● THE EXERCISE
Restate all of the data exactly.

● LISTING
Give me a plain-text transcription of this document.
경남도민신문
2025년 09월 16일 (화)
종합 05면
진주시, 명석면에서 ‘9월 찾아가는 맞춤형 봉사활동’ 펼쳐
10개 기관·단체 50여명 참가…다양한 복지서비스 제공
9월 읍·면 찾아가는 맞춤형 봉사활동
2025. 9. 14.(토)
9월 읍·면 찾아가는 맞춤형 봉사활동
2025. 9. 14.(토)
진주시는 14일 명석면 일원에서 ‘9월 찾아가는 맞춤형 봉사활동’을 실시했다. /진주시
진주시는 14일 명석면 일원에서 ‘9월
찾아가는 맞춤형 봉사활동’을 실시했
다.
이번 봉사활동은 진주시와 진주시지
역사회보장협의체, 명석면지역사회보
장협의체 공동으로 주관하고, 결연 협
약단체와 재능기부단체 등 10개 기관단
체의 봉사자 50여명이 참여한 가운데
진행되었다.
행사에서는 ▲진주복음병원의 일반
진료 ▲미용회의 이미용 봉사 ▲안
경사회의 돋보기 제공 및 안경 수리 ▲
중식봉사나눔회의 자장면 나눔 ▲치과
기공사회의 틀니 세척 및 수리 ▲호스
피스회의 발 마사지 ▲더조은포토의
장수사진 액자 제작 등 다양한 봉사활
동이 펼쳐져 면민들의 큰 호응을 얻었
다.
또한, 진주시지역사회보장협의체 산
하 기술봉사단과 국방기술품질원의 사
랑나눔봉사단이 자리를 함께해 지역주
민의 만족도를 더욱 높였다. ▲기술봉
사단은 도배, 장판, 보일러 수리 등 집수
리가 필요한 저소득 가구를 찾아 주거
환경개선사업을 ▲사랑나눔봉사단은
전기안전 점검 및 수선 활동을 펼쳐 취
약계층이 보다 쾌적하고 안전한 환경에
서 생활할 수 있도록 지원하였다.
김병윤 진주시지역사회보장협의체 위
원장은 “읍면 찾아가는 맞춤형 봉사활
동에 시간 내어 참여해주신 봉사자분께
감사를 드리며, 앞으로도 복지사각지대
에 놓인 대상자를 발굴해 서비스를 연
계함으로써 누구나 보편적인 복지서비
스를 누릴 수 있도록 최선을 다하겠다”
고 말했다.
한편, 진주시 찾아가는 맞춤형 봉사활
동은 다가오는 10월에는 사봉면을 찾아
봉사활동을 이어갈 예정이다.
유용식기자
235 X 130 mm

● OUTPUT
Give me a plain-text transcription of this document.
경남도민신문
2025년 09월 16일 (화)
종합 05면
진주시, 명석면에서 ‘9월 찾아가는 맞춤형 봉사활동’ 펼쳐
10개 기관·단체 50여명 참가…다양한 복지서비스 제공
9월 읍·면 찾아가는 맞춤형 봉사활동
2025. 9. 14.(토)
9월 읍·면 찾아가는 맞춤형 봉사활동
2025. 9. 14.(토)
진주시는 14일 명석면 일원에서 ‘9월 찾아가는 맞춤형 봉사활동’을 실시했다. /진주시
진주시는 14일 명석면 일원에서 ‘9월
찾아가는 맞춤형 봉사활동’을 실시했
다.
이번 봉사활동은 진주시와 진주시지
역사회보장협의체, 명석면지역사회보
장협의체 공동으로 주관하고, 결연 협
약단체와 재능기부단체 등 10개 기관단
체의 봉사자 50여명이 참여한 가운데
진행되었다.
행사에서는 ▲진주복음병원의 일반
진료 ▲미용회의 이미용 봉사 ▲안
경사회의 돋보기 제공 및 안경 수리 ▲
중식봉사나눔회의 자장면 나눔 ▲치과
기공사회의 틀니 세척 및 수리 ▲호스
피스회의 발 마사지 ▲더조은포토의
장수사진 액자 제작 등 다양한 봉사활
동이 펼쳐져 면민들의 큰 호응을 얻었
다.
또한, 진주시지역사회보장협의체 산
하 기술봉사단과 국방기술품질원의 사
랑나눔봉사단이 자리를 함께해 지역주
민의 만족도를 더욱 높였다. ▲기술봉
사단은 도배, 장판, 보일러 수리 등 집수
리가 필요한 저소득 가구를 찾아 주거
환경개선사업을 ▲사랑나눔봉사단은
전기안전 점검 및 수선 활동을 펼쳐 취
약계층이 보다 쾌적하고 안전한 환경에
서 생활할 수 있도록 지원하였다.
김병윤 진주시지역사회보장협의체 위
원장은 “읍면 찾아가는 맞춤형 봉사활
동에 시간 내어 참여해주신 봉사자분께
감사를 드리며, 앞으로도 복지사각지대
에 놓인 대상자를 발굴해 서비스를 연
계함으로써 누구나 보편적인 복지서비
스를 누릴 수 있도록 최선을 다하겠다”
고 말했다.
한편, 진주시 찾아가는 맞춤형 봉사활
동은 다가오는 10월에는 사봉면을 찾아
봉사활동을 이어갈 예정이다.
유용식기자
235 X 130 mm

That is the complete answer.